+++ TASK DATA +++
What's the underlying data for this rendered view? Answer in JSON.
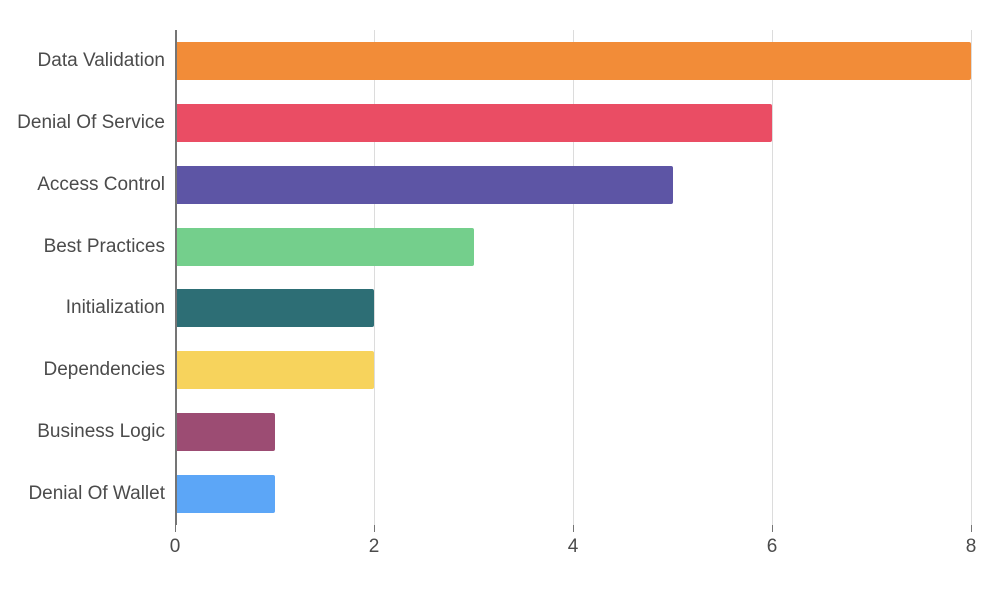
{
  "chart_data": {
    "type": "bar",
    "orientation": "horizontal",
    "categories": [
      "Data Validation",
      "Denial Of Service",
      "Access Control",
      "Best Practices",
      "Initialization",
      "Dependencies",
      "Business Logic",
      "Denial Of Wallet"
    ],
    "values": [
      8,
      6,
      5,
      3,
      2,
      2,
      1,
      1
    ],
    "colors": [
      "#f28c38",
      "#ea4d64",
      "#5d55a5",
      "#74cf8c",
      "#2d6e75",
      "#f7d35c",
      "#9c4c73",
      "#5ca6f7"
    ],
    "title": "",
    "xlabel": "",
    "ylabel": "",
    "xlim": [
      0,
      8
    ],
    "x_ticks": [
      0,
      2,
      4,
      6,
      8
    ],
    "grid": {
      "x": true,
      "y": false
    }
  }
}
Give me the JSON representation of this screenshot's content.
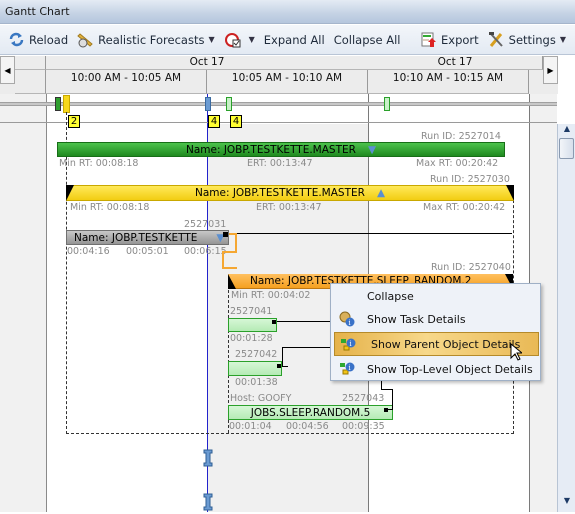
{
  "window": {
    "title": "Gantt Chart"
  },
  "toolbar": {
    "reload": "Reload",
    "forecasts": "Realistic Forecasts",
    "expand_all": "Expand All",
    "collapse_all": "Collapse All",
    "export": "Export",
    "settings": "Settings"
  },
  "timeline": {
    "dates": [
      "Oct 17",
      "Oct 17"
    ],
    "slots": [
      "10:00 AM - 10:05 AM",
      "10:05 AM - 10:10 AM",
      "10:10 AM - 10:15 AM"
    ]
  },
  "overview": {
    "badges": [
      "2",
      "4",
      "4"
    ]
  },
  "tasks": {
    "master1": {
      "run_id": "Run ID: 2527014",
      "name": "Name: JOBP.TESTKETTE.MASTER",
      "min_rt": "Min RT: 00:08:18",
      "ert": "ERT: 00:13:47",
      "max_rt": "Max RT: 00:20:42",
      "color": "#2e9e2e"
    },
    "master2": {
      "run_id": "Run ID: 2527030",
      "name": "Name: JOBP.TESTKETTE.MASTER",
      "min_rt": "Min RT: 00:08:18",
      "ert": "ERT: 00:13:47",
      "max_rt": "Max RT: 00:20:42",
      "color": "#f7d81c"
    },
    "testkette": {
      "run_id": "2527031",
      "name": "Name: JOBP.TESTKETTE",
      "t1": "00:04:16",
      "t2": "00:05:01",
      "t3": "00:06:15",
      "color": "#a0a0a0"
    },
    "sleep_random": {
      "run_id": "Run ID: 2527040",
      "name": "Name: JOBP.TESTKETTE.SLEEP_RANDOM.2",
      "min_rt": "Min RT: 00:04:02",
      "color": "#f5a732"
    },
    "job41": {
      "run_id": "2527041",
      "time": "00:01:28"
    },
    "job42": {
      "run_id": "2527042",
      "time": "00:01:38"
    },
    "job43": {
      "host": "Host: GOOFY",
      "run_id": "2527043",
      "name": "JOBS.SLEEP.RANDOM.5",
      "t1": "00:01:04",
      "t2": "00:04:56",
      "t3": "00:09:35"
    }
  },
  "context_menu": {
    "items": [
      "Collapse",
      "Show Task Details",
      "Show Parent Object Details",
      "Show Top-Level Object Details"
    ],
    "selected": "Show Parent Object Details"
  }
}
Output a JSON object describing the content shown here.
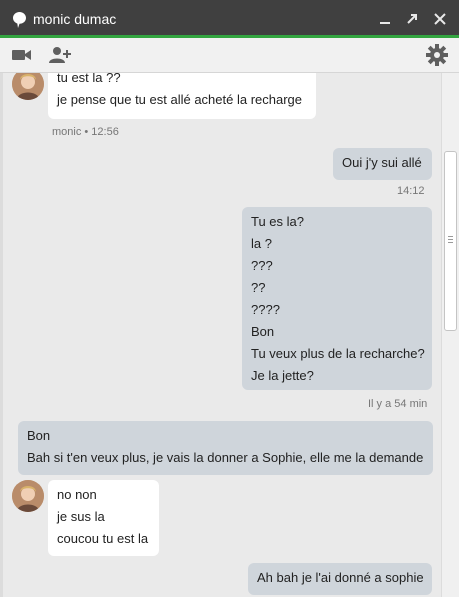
+++
TASK STATEMENT – Restate the whole listing above exactly, please, omitting every image.

TASK RESULT –
What's the underlying data for this rendered view? Answer in JSON.
{
  "chart_data": {
    "type": "bar",
    "orientation": "horizontal",
    "categories": [
      "Data Validation",
      "Denial Of Service",
      "Access Control",
      "Best Practices",
      "Initialization",
      "Dependencies",
      "Business Logic",
      "Denial Of Wallet"
    ],
    "values": [
      8,
      6,
      5,
      3,
      2,
      2,
      1,
      1
    ],
    "colors": [
      "#f28c38",
      "#ea4d64",
      "#5d55a5",
      "#74cf8c",
      "#2d6e75",
      "#f7d35c",
      "#9c4c73",
      "#5ca6f7"
    ],
    "title": "",
    "xlabel": "",
    "ylabel": "",
    "xlim": [
      0,
      8
    ],
    "x_ticks": [
      0,
      2,
      4,
      6,
      8
    ],
    "grid": {
      "x": true,
      "y": false
    }
  }
}
Give me the JSON representation of this screenshot's content.
{
  "window": {
    "title": "Gantt Chart"
  },
  "toolbar": {
    "reload": "Reload",
    "forecasts": "Realistic Forecasts",
    "expand_all": "Expand All",
    "collapse_all": "Collapse All",
    "export": "Export",
    "settings": "Settings"
  },
  "timeline": {
    "dates": [
      "Oct 17",
      "Oct 17"
    ],
    "slots": [
      "10:00 AM - 10:05 AM",
      "10:05 AM - 10:10 AM",
      "10:10 AM - 10:15 AM"
    ]
  },
  "overview": {
    "badges": [
      "2",
      "4",
      "4"
    ]
  },
  "tasks": {
    "master1": {
      "run_id": "Run ID: 2527014",
      "name": "Name: JOBP.TESTKETTE.MASTER",
      "min_rt": "Min RT: 00:08:18",
      "ert": "ERT: 00:13:47",
      "max_rt": "Max RT: 00:20:42",
      "color": "#2e9e2e"
    },
    "master2": {
      "run_id": "Run ID: 2527030",
      "name": "Name: JOBP.TESTKETTE.MASTER",
      "min_rt": "Min RT: 00:08:18",
      "ert": "ERT: 00:13:47",
      "max_rt": "Max RT: 00:20:42",
      "color": "#f7d81c"
    },
    "testkette": {
      "run_id": "2527031",
      "name": "Name: JOBP.TESTKETTE",
      "t1": "00:04:16",
      "t2": "00:05:01",
      "t3": "00:06:15",
      "color": "#a0a0a0"
    },
    "sleep_random": {
      "run_id": "Run ID: 2527040",
      "name": "Name: JOBP.TESTKETTE.SLEEP_RANDOM.2",
      "min_rt": "Min RT: 00:04:02",
      "color": "#f5a732"
    },
    "job41": {
      "run_id": "2527041",
      "time": "00:01:28"
    },
    "job42": {
      "run_id": "2527042",
      "time": "00:01:38"
    },
    "job43": {
      "host": "Host: GOOFY",
      "run_id": "2527043",
      "name": "JOBS.SLEEP.RANDOM.5",
      "t1": "00:01:04",
      "t2": "00:04:56",
      "t3": "00:09:35"
    }
  },
  "context_menu": {
    "items": [
      "Collapse",
      "Show Task Details",
      "Show Parent Object Details",
      "Show Top-Level Object Details"
    ],
    "selected": "Show Parent Object Details"
  }
}
Output a JSON object describing the content shown here.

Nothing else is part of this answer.